***** DATA SUPPLIED *****

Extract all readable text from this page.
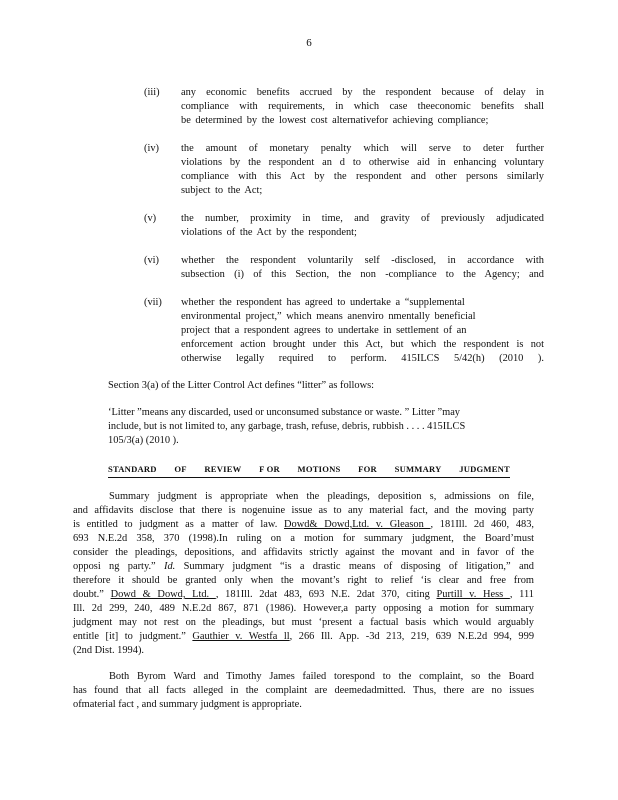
6
(iii)	any economic benefits accrued by the respondent because of delay in
compliance with requirements, in which case theeconomic benefits shall
be determined by the lowest cost alternativefor achieving compliance;
(iv)	the amount of monetary penalty which will serve to deter further
violations by the respondent an d to otherwise aid in enhancing voluntary
compliance with this Act by the respondent and other persons similarly
subject to the Act;
(v)	the number, proximity in time, and gravity of previously adjudicated
violations of the Act by the respondent;
(vi)	whether the respondent voluntarily self -disclosed, in accordance with
subsection (i) of this Section, the non -compliance to the Agency; and
(vii)	whether the respondent has agreed to undertake a “supplemental
environmental project,” which means anenviro nmentally beneficial
project that a respondent agrees to undertake in settlement of an
enforcement action brought under this Act, but which the respondent is not
otherwise legally required to perform. 415ILCS 5/42(h) (2010 ).
Section 3(a) of the Litter Control Act defines “litter” as follows:
‘Litter ”means any discarded, used or unconsumed substance or waste. ” Litter ”may
include, but is not limited to, any garbage, trash, refuse, debris, rubbish . . . . 415ILCS
105/3(a) (2010 ).
STANDARD OF REVIEW F OR MOTIONS FOR SUMMARY JUDGMENT
Summary judgment is appropriate when the pleadings, deposition s, admissions on file,
and affidavits disclose that there is nogenuine issue as to any material fact, and the moving party
is entitled to judgment as a matter of law. Dowd& Dowd,Ltd. v. Gleason , 181Ill. 2d 460, 483,
693 N.E.2d 358, 370 (1998).In ruling on a motion for summary judgment, the Board’must
consider the pleadings, depositions, and affidavits strictly against the movant and in favor of the
opposi ng party.” Id. Summary judgment “is a drastic means of disposing of litigation,” and
therefore it should be granted only when the movant’s right to relief ‘is clear and free from
doubt.” Dowd & Dowd, Ltd. , 181Ill. 2dat 483, 693 N.E. 2dat 370, citing Purtill v. Hess , 111
Ill. 2d 299, 240, 489 N.E.2d 867, 871 (1986). However,a party opposing a motion for summary
judgment may not rest on the pleadings, but must ‘present a factual basis which would arguably
entitle [it] to judgment.” Gauthier v. Westfa ll, 266 Ill. App. -3d 213, 219, 639 N.E.2d 994, 999
(2nd Dist. 1994).
Both Byrom Ward and Timothy James failed torespond to the complaint, so the Board
has found that all facts alleged in the complaint are deemedadmitted. Thus, there are no issues
ofmaterial fact , and summary judgment is appropriate.
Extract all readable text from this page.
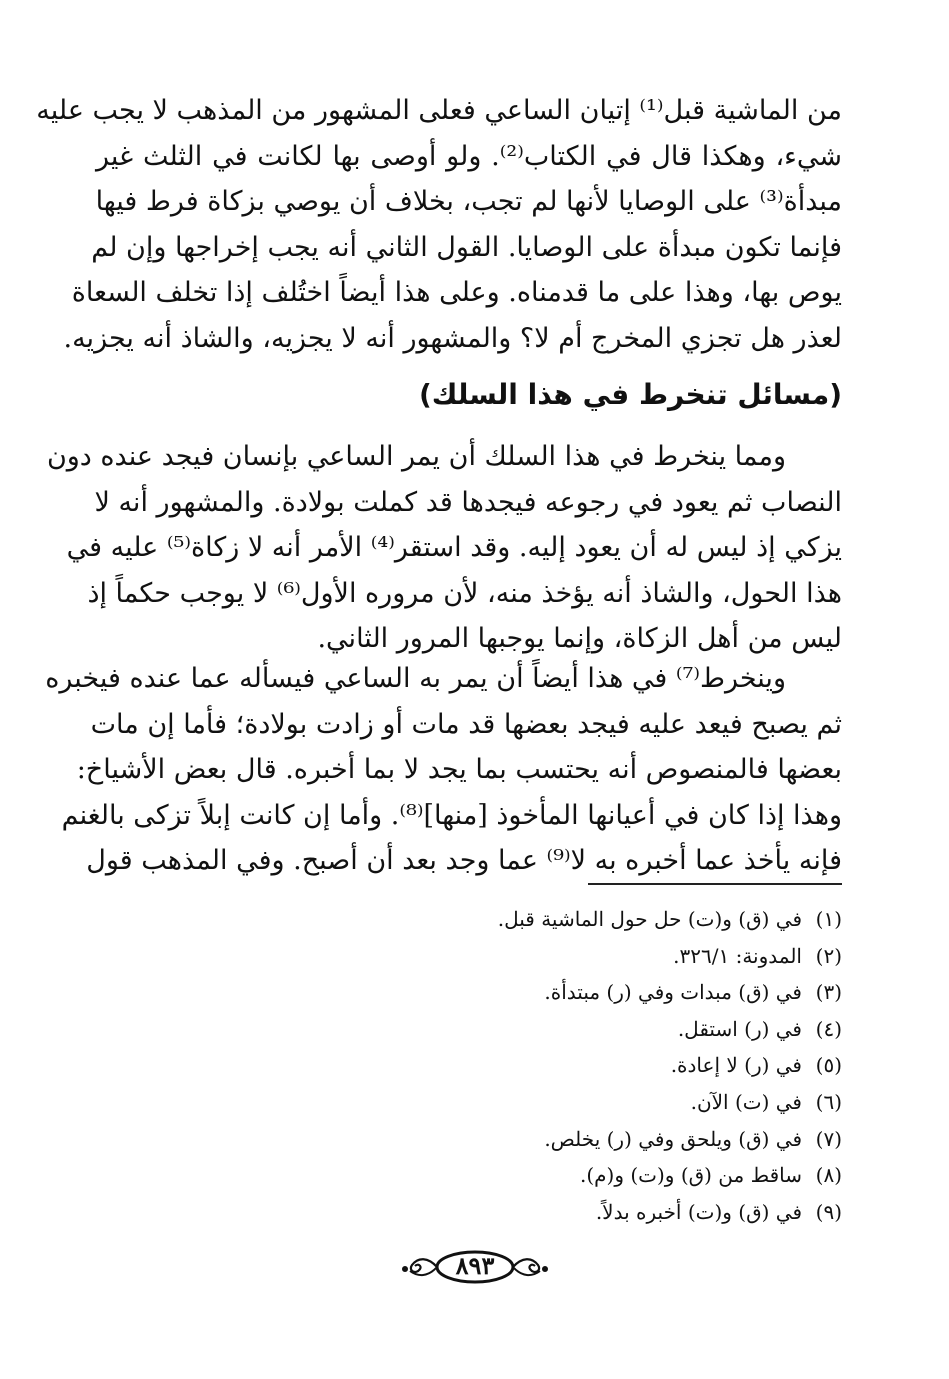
من الماشية قبل⁽¹⁾ إتيان الساعي فعلى المشهور من المذهب لا يجب عليه
شيء، وهكذا قال في الكتاب⁽²⁾. ولو أوصى بها لكانت في الثلث غير
مبدأة⁽³⁾ على الوصايا لأنها لم تجب، بخلاف أن يوصي بزكاة فرط فيها
فإنما تكون مبدأة على الوصايا. القول الثاني أنه يجب إخراجها وإن لم
يوص بها، وهذا على ما قدمناه. وعلى هذا أيضاً اختُلف إذا تخلف السعاة
لعذر هل تجزي المخرج أم لا؟ والمشهور أنه لا يجزيه، والشاذ أنه يجزيه.
(مسائل تنخرط في هذا السلك)
ومما ينخرط في هذا السلك أن يمر الساعي بإنسان فيجد عنده دون
النصاب ثم يعود في رجوعه فيجدها قد كملت بولادة. والمشهور أنه لا
يزكي إذ ليس له أن يعود إليه. وقد استقر⁽⁴⁾ الأمر أنه لا زكاة⁽⁵⁾ عليه في
هذا الحول، والشاذ أنه يؤخذ منه، لأن مروره الأول⁽⁶⁾ لا يوجب حكماً إذ
ليس من أهل الزكاة، وإنما يوجبها المرور الثاني.
وينخرط⁽⁷⁾ في هذا أيضاً أن يمر به الساعي فيسأله عما عنده فيخبره
ثم يصبح فيعد عليه فيجد بعضها قد مات أو زادت بولادة؛ فأما إن مات
بعضها فالمنصوص أنه يحتسب بما يجد لا بما أخبره. قال بعض الأشياخ:
وهذا إذا كان في أعيانها المأخوذ [منها]⁽⁸⁾. وأما إن كانت إبلاً تزكى بالغنم
فإنه يأخذ عما أخبره به لا⁽⁹⁾ عما وجد بعد أن أصبح. وفي المذهب قول
(١)في (ق) و(ت) حل حول الماشية قبل.
(٢)المدونة: ٣٢٦/١.
(٣)في (ق) مبدات وفي (ر) مبتدأة.
(٤)في (ر) استقل.
(٥)في (ر) لا إعادة.
(٦)في (ت) الآن.
(٧)في (ق) ويلحق وفي (ر) يخلص.
(٨)ساقط من (ق) و(ت) و(م).
(٩)في (ق) و(ت) أخبره بدلاً.
٨٩٣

*****

• YOUR GOAL
Print the listing above in full, exactly as written. Omit any pictures.

• ANSWER TO THE EXERCISE
Extract all readable text from this page.
6
(iii)	any economic benefits accrued by the respondent because of delay in
compliance with requirements, in which case theeconomic benefits shall
be determined by the lowest cost alternativefor achieving compliance;
(iv)	the amount of monetary penalty which will serve to deter further
violations by the respondent an d to otherwise aid in enhancing voluntary
compliance with this Act by the respondent and other persons similarly
subject to the Act;
(v)	the number, proximity in time, and gravity of previously adjudicated
violations of the Act by the respondent;
(vi)	whether the respondent voluntarily self -disclosed, in accordance with
subsection (i) of this Section, the non -compliance to the Agency; and
(vii)	whether the respondent has agreed to undertake a “supplemental
environmental project,” which means anenviro nmentally beneficial
project that a respondent agrees to undertake in settlement of an
enforcement action brought under this Act, but which the respondent is not
otherwise legally required to perform. 415ILCS 5/42(h) (2010 ).
Section 3(a) of the Litter Control Act defines “litter” as follows:
‘Litter ”means any discarded, used or unconsumed substance or waste. ” Litter ”may
include, but is not limited to, any garbage, trash, refuse, debris, rubbish . . . . 415ILCS
105/3(a) (2010 ).
STANDARD OF REVIEW F OR MOTIONS FOR SUMMARY JUDGMENT
Summary judgment is appropriate when the pleadings, deposition s, admissions on file,
and affidavits disclose that there is nogenuine issue as to any material fact, and the moving party
is entitled to judgment as a matter of law. Dowd& Dowd,Ltd. v. Gleason , 181Ill. 2d 460, 483,
693 N.E.2d 358, 370 (1998).In ruling on a motion for summary judgment, the Board’must
consider the pleadings, depositions, and affidavits strictly against the movant and in favor of the
opposi ng party.” Id. Summary judgment “is a drastic means of disposing of litigation,” and
therefore it should be granted only when the movant’s right to relief ‘is clear and free from
doubt.” Dowd & Dowd, Ltd. , 181Ill. 2dat 483, 693 N.E. 2dat 370, citing Purtill v. Hess , 111
Ill. 2d 299, 240, 489 N.E.2d 867, 871 (1986). However,a party opposing a motion for summary
judgment may not rest on the pleadings, but must ‘present a factual basis which would arguably
entitle [it] to judgment.” Gauthier v. Westfa ll, 266 Ill. App. -3d 213, 219, 639 N.E.2d 994, 999
(2nd Dist. 1994).
Both Byrom Ward and Timothy James failed torespond to the complaint, so the Board
has found that all facts alleged in the complaint are deemedadmitted. Thus, there are no issues
ofmaterial fact , and summary judgment is appropriate.
Extract all readable text from this page.
من الماشية قبل⁽¹⁾ إتيان الساعي فعلى المشهور من المذهب لا يجب عليه
شيء، وهكذا قال في الكتاب⁽²⁾. ولو أوصى بها لكانت في الثلث غير
مبدأة⁽³⁾ على الوصايا لأنها لم تجب، بخلاف أن يوصي بزكاة فرط فيها
فإنما تكون مبدأة على الوصايا. القول الثاني أنه يجب إخراجها وإن لم
يوص بها، وهذا على ما قدمناه. وعلى هذا أيضاً اختُلف إذا تخلف السعاة
لعذر هل تجزي المخرج أم لا؟ والمشهور أنه لا يجزيه، والشاذ أنه يجزيه.
(مسائل تنخرط في هذا السلك)
ومما ينخرط في هذا السلك أن يمر الساعي بإنسان فيجد عنده دون
النصاب ثم يعود في رجوعه فيجدها قد كملت بولادة. والمشهور أنه لا
يزكي إذ ليس له أن يعود إليه. وقد استقر⁽⁴⁾ الأمر أنه لا زكاة⁽⁵⁾ عليه في
هذا الحول، والشاذ أنه يؤخذ منه، لأن مروره الأول⁽⁶⁾ لا يوجب حكماً إذ
ليس من أهل الزكاة، وإنما يوجبها المرور الثاني.
وينخرط⁽⁷⁾ في هذا أيضاً أن يمر به الساعي فيسأله عما عنده فيخبره
ثم يصبح فيعد عليه فيجد بعضها قد مات أو زادت بولادة؛ فأما إن مات
بعضها فالمنصوص أنه يحتسب بما يجد لا بما أخبره. قال بعض الأشياخ:
وهذا إذا كان في أعيانها المأخوذ [منها]⁽⁸⁾. وأما إن كانت إبلاً تزكى بالغنم
فإنه يأخذ عما أخبره به لا⁽⁹⁾ عما وجد بعد أن أصبح. وفي المذهب قول
(١)في (ق) و(ت) حل حول الماشية قبل.
(٢)المدونة: ٣٢٦/١.
(٣)في (ق) مبدات وفي (ر) مبتدأة.
(٤)في (ر) استقل.
(٥)في (ر) لا إعادة.
(٦)في (ت) الآن.
(٧)في (ق) ويلحق وفي (ر) يخلص.
(٨)ساقط من (ق) و(ت) و(م).
(٩)في (ق) و(ت) أخبره بدلاً.
٨٩٣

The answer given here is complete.